• _Short task_:
Of all the lines in the material below, how many include the string "does"? Give the number only.

• _Information provided_:
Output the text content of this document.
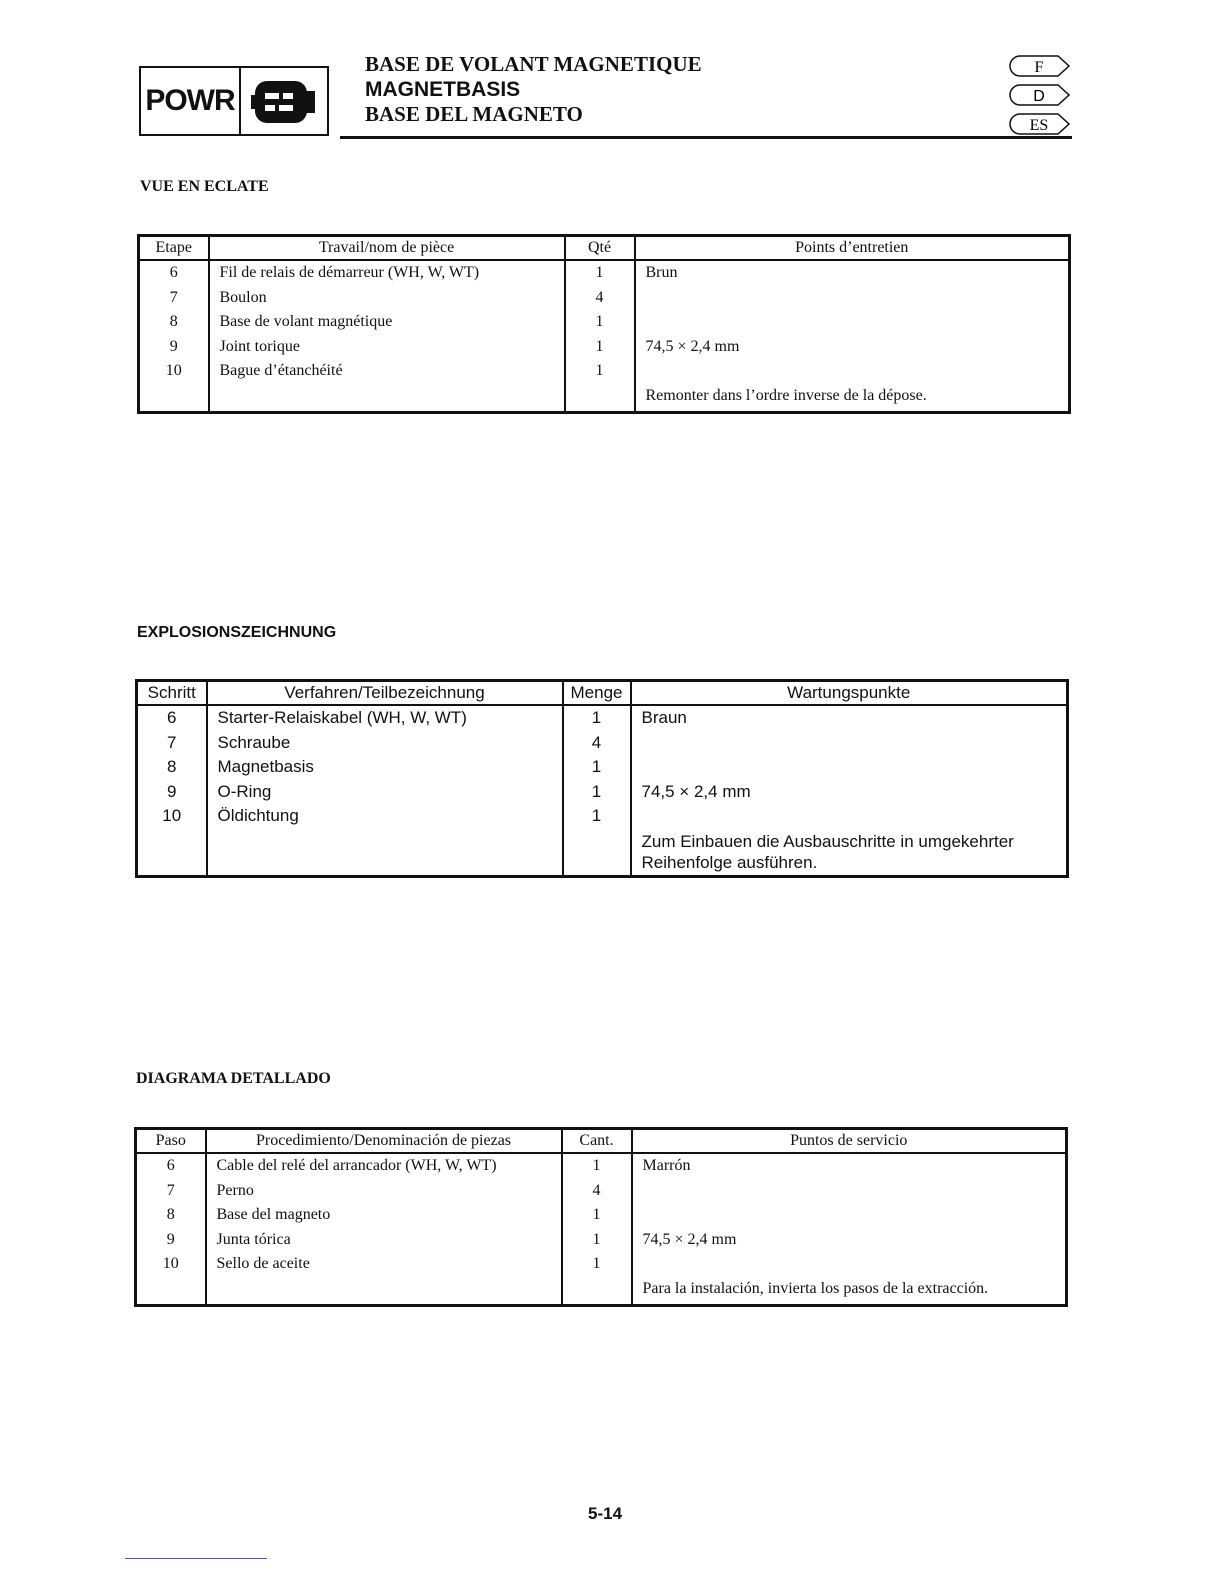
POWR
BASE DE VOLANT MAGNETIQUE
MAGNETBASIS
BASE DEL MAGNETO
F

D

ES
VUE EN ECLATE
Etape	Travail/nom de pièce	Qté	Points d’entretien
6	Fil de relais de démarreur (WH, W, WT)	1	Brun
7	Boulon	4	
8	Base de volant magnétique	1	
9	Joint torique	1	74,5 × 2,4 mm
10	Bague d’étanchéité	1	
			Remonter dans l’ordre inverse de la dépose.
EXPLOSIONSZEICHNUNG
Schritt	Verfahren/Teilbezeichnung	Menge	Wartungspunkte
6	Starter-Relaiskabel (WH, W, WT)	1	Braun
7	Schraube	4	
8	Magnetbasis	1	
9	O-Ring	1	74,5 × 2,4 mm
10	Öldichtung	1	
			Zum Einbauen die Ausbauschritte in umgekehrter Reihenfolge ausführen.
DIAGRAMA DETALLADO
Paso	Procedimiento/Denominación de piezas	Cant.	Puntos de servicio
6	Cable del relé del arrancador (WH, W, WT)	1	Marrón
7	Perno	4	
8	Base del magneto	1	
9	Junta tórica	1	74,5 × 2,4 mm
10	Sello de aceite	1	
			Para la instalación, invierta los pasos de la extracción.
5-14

---

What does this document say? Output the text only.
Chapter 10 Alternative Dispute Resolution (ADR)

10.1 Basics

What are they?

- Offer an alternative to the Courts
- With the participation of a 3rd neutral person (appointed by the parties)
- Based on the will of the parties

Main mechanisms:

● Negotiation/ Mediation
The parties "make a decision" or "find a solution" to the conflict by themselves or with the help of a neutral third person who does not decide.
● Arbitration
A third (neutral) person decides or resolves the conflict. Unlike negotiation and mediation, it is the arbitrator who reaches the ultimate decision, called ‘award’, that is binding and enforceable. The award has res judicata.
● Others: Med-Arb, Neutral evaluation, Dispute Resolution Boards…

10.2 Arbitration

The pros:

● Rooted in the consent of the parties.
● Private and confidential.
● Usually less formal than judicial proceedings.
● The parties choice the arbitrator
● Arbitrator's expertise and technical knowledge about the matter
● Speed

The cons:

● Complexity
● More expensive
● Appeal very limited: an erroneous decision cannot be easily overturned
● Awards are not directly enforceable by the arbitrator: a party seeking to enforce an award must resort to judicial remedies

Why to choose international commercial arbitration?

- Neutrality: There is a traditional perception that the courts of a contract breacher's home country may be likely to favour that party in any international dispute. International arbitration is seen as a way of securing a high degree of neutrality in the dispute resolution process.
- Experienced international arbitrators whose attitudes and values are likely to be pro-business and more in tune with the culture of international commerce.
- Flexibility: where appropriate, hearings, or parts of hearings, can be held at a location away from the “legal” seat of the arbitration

• _Solution for this exercise_:
2